____ Extracted entries

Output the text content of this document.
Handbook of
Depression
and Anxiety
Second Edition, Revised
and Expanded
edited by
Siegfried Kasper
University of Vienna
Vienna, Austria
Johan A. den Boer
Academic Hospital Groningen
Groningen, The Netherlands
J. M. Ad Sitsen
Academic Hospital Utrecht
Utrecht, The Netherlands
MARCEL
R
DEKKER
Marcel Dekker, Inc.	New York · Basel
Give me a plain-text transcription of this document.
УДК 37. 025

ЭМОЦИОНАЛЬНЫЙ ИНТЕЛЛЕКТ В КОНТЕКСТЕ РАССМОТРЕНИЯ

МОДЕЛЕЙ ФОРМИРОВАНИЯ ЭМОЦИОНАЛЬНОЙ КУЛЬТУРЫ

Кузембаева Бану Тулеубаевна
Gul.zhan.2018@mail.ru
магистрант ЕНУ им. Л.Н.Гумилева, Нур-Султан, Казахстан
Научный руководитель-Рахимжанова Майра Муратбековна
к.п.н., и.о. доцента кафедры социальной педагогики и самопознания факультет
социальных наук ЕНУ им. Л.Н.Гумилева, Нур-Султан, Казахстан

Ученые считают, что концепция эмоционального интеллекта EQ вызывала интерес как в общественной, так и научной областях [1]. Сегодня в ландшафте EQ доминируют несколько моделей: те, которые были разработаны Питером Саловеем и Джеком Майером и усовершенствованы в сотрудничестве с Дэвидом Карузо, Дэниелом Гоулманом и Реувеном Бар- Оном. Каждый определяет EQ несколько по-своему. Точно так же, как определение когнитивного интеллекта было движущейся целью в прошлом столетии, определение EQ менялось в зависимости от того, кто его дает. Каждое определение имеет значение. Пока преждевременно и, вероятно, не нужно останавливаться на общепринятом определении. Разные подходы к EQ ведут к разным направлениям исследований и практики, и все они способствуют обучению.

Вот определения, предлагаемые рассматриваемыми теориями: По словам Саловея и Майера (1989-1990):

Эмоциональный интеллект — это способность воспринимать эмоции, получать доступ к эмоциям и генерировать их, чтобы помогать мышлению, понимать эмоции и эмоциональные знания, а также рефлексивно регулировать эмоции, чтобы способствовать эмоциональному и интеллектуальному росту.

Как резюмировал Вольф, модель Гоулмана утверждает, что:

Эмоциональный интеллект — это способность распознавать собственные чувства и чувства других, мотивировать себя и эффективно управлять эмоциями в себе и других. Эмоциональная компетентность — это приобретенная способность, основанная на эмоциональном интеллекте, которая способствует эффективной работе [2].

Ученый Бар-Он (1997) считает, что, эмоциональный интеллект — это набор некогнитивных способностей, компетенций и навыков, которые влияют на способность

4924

________

→ Exercise task
Examine the records and pull out every line where the string "Гумилева" occurs.

→ Task response
магистрант ЕНУ им. Л.Н.Гумилева, Нур-Султан, Казахстан
социальных наук ЕНУ им. Л.Н.Гумилева, Нур-Султан, Казахстан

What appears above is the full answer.